===== EXCERPTED RECORDS =====

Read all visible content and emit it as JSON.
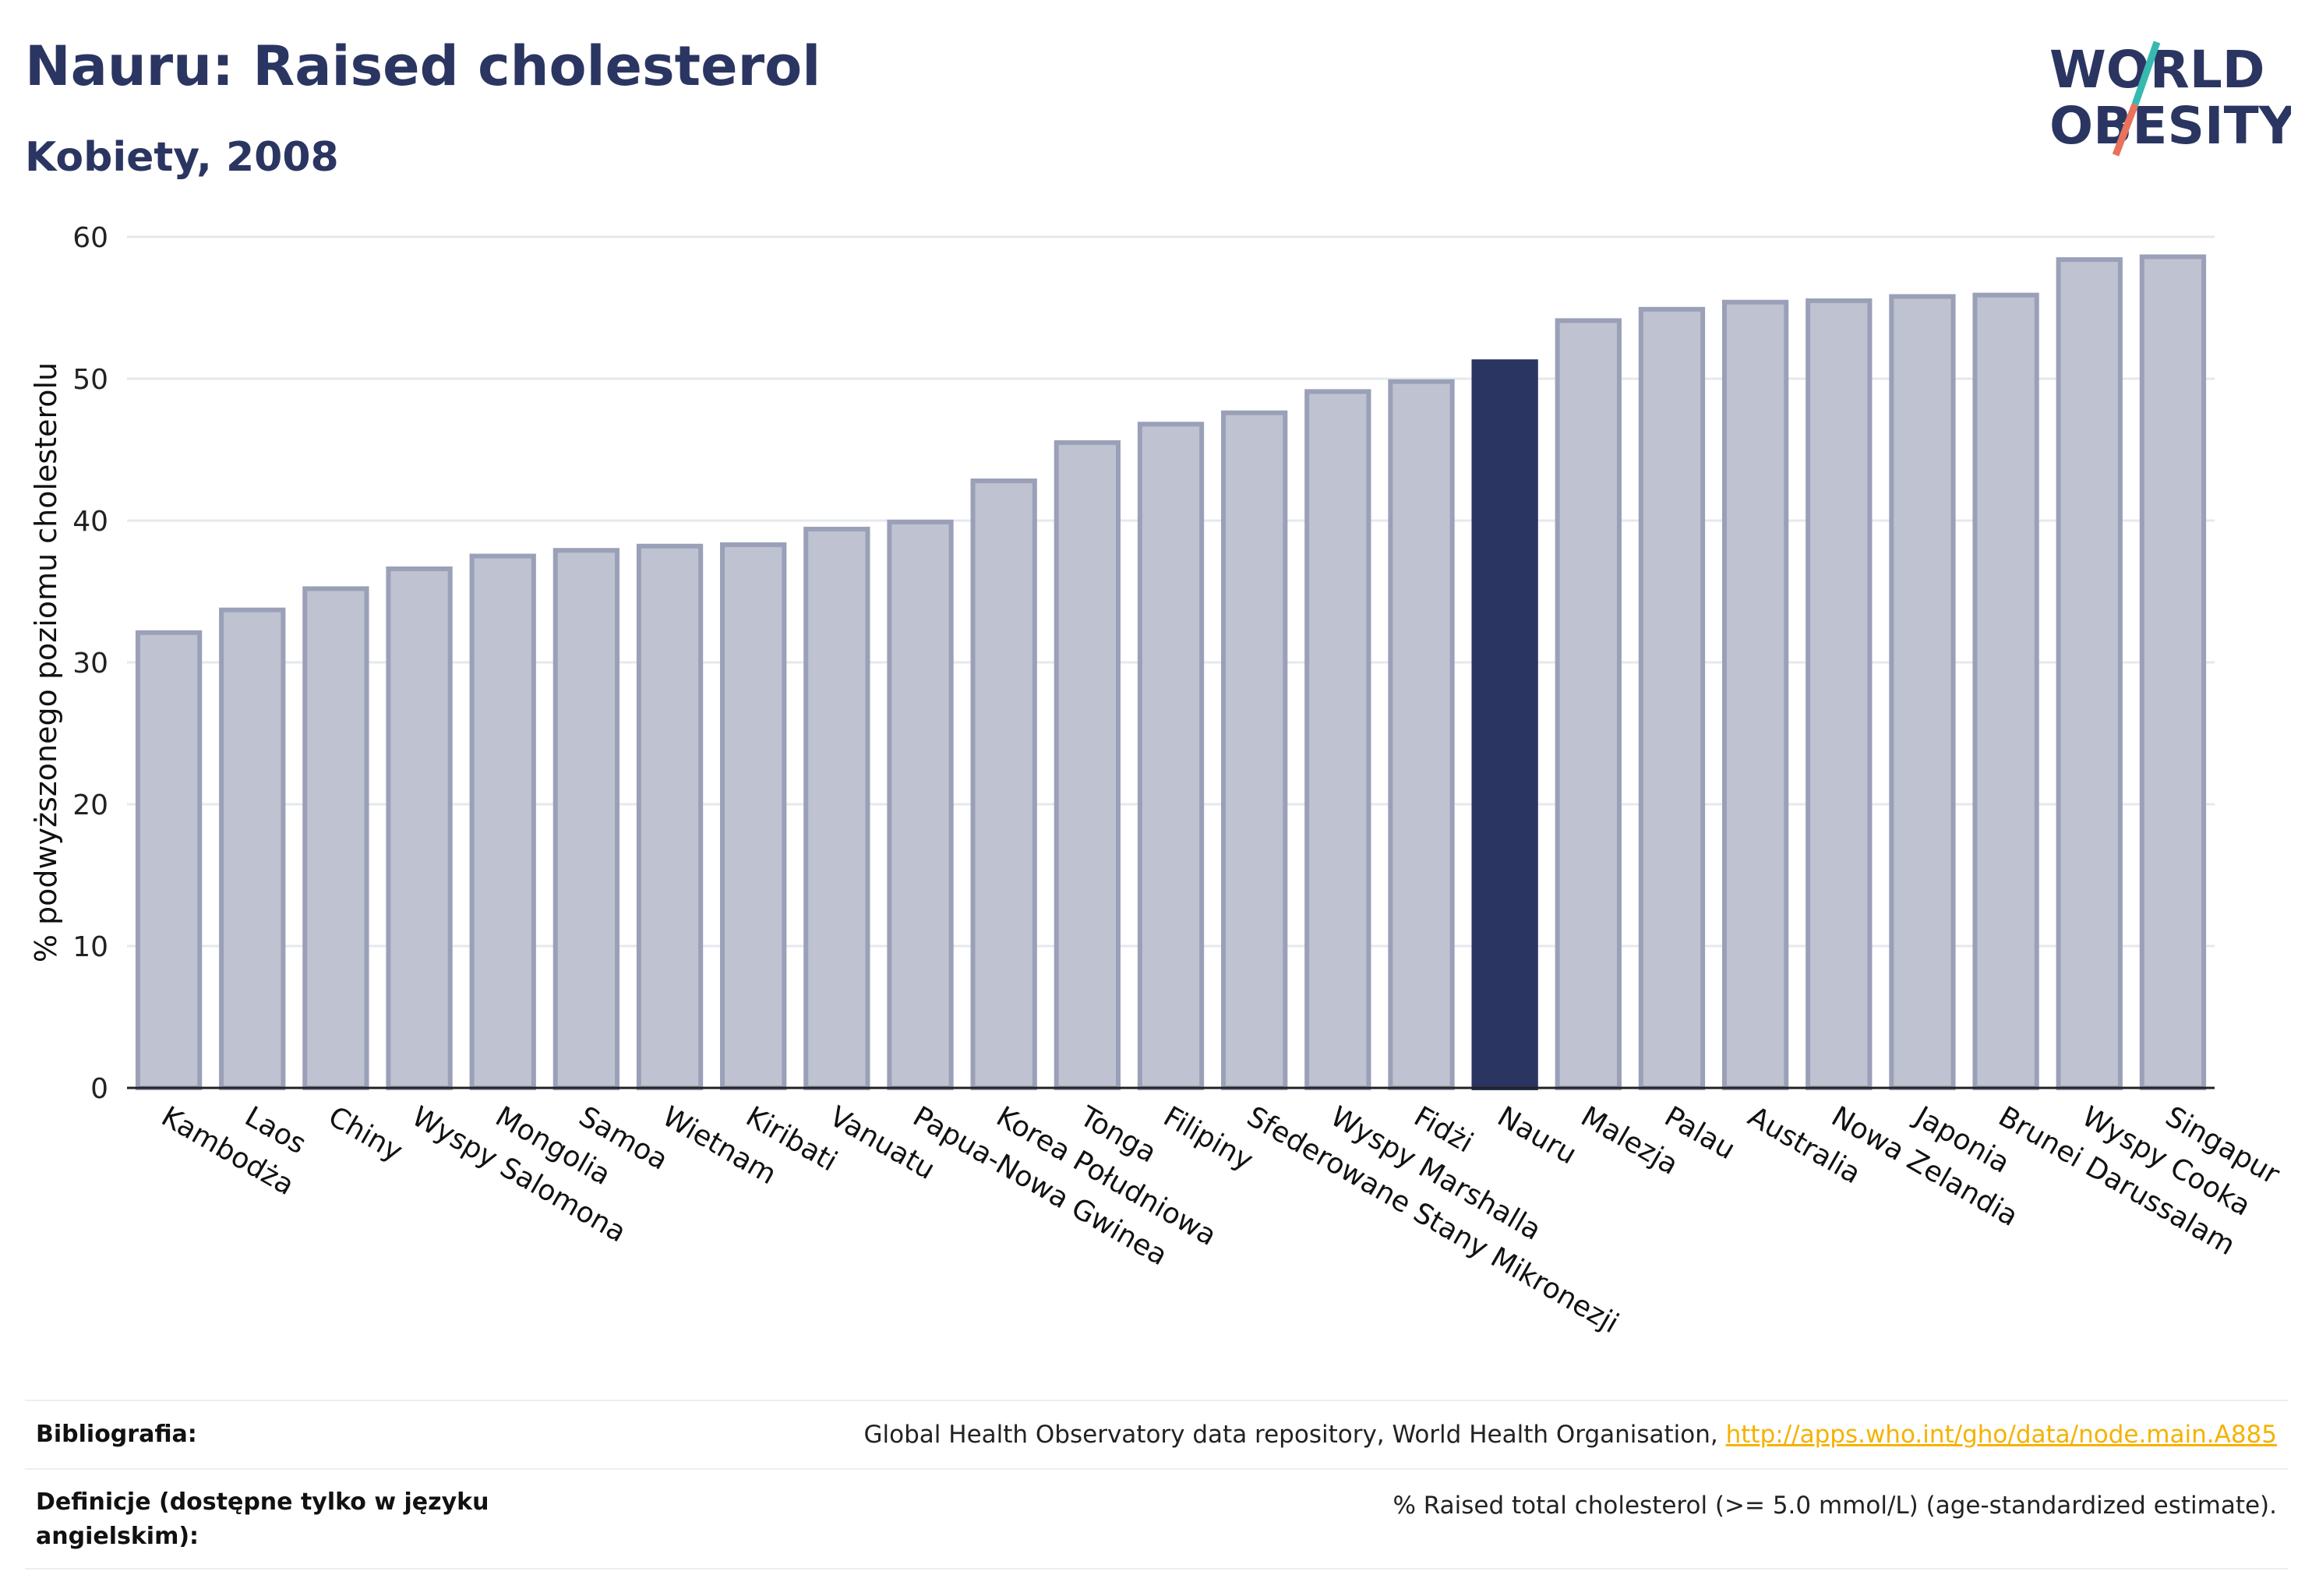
{
  "header": {
    "title": "Nauru: Raised cholesterol",
    "subtitle": "Kobiety, 2008"
  },
  "logo": {
    "line1": "WORLD",
    "line2": "OBESITY",
    "name": "world-obesity-logo"
  },
  "chart_data": {
    "type": "bar",
    "title": "Nauru: Raised cholesterol",
    "subtitle": "Kobiety, 2008",
    "ylabel": "% podwyższonego poziomu cholesterolu",
    "xlabel": "",
    "ylim": [
      0,
      60
    ],
    "yticks": [
      0,
      10,
      20,
      30,
      40,
      50,
      60
    ],
    "grid": true,
    "highlight": "Nauru",
    "colors": {
      "bar": "#bfc2d0",
      "bar_edge": "#9aa0b8",
      "highlight": "#2b3561",
      "grid": "#e6e8ee",
      "axis": "#222222"
    },
    "categories": [
      "Kambodża",
      "Laos",
      "Chiny",
      "Wyspy Salomona",
      "Mongolia",
      "Samoa",
      "Wietnam",
      "Kiribati",
      "Vanuatu",
      "Papua-Nowa Gwinea",
      "Korea Południowa",
      "Tonga",
      "Filipiny",
      "Sfederowane Stany Mikronezji",
      "Wyspy Marshalla",
      "Fidżi",
      "Nauru",
      "Malezja",
      "Palau",
      "Australia",
      "Nowa Zelandia",
      "Japonia",
      "Brunei Darussalam",
      "Wyspy Cooka",
      "Singapur"
    ],
    "values": [
      32.1,
      33.7,
      35.2,
      36.6,
      37.5,
      37.9,
      38.2,
      38.3,
      39.4,
      39.9,
      42.8,
      45.5,
      46.8,
      47.6,
      49.1,
      49.8,
      51.2,
      54.1,
      54.9,
      55.4,
      55.5,
      55.8,
      55.9,
      58.4,
      58.6
    ]
  },
  "footer": {
    "bibliography_label": "Bibliografia:",
    "bibliography_text": "Global Health Observatory data repository, World Health Organisation, ",
    "bibliography_link": "http://apps.who.int/gho/data/node.main.A885",
    "definitions_label_line1": "Definicje (dostępne tylko w języku",
    "definitions_label_line2": "angielskim):",
    "definitions_text": "% Raised total cholesterol (>= 5.0 mmol/L) (age-standardized estimate)."
  }
}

=====

AIM: Leave out the pictures and give the listing above again exactly.

RESPONSE TO THIS TASK:
Read all visible content and emit it as JSON.
{
  "header": {
    "title": "Nauru: Raised cholesterol",
    "subtitle": "Kobiety, 2008"
  },
  "logo": {
    "line1": "WORLD",
    "line2": "OBESITY",
    "name": "world-obesity-logo"
  },
  "chart_data": {
    "type": "bar",
    "title": "Nauru: Raised cholesterol",
    "subtitle": "Kobiety, 2008",
    "ylabel": "% podwyższonego poziomu cholesterolu",
    "xlabel": "",
    "ylim": [
      0,
      60
    ],
    "yticks": [
      0,
      10,
      20,
      30,
      40,
      50,
      60
    ],
    "grid": true,
    "highlight": "Nauru",
    "colors": {
      "bar": "#bfc2d0",
      "bar_edge": "#9aa0b8",
      "highlight": "#2b3561",
      "grid": "#e6e8ee",
      "axis": "#222222"
    },
    "categories": [
      "Kambodża",
      "Laos",
      "Chiny",
      "Wyspy Salomona",
      "Mongolia",
      "Samoa",
      "Wietnam",
      "Kiribati",
      "Vanuatu",
      "Papua-Nowa Gwinea",
      "Korea Południowa",
      "Tonga",
      "Filipiny",
      "Sfederowane Stany Mikronezji",
      "Wyspy Marshalla",
      "Fidżi",
      "Nauru",
      "Malezja",
      "Palau",
      "Australia",
      "Nowa Zelandia",
      "Japonia",
      "Brunei Darussalam",
      "Wyspy Cooka",
      "Singapur"
    ],
    "values": [
      32.1,
      33.7,
      35.2,
      36.6,
      37.5,
      37.9,
      38.2,
      38.3,
      39.4,
      39.9,
      42.8,
      45.5,
      46.8,
      47.6,
      49.1,
      49.8,
      51.2,
      54.1,
      54.9,
      55.4,
      55.5,
      55.8,
      55.9,
      58.4,
      58.6
    ]
  },
  "footer": {
    "bibliography_label": "Bibliografia:",
    "bibliography_text": "Global Health Observatory data repository, World Health Organisation, ",
    "bibliography_link": "http://apps.who.int/gho/data/node.main.A885",
    "definitions_label_line1": "Definicje (dostępne tylko w języku",
    "definitions_label_line2": "angielskim):",
    "definitions_text": "% Raised total cholesterol (>= 5.0 mmol/L) (age-standardized estimate)."
  }
}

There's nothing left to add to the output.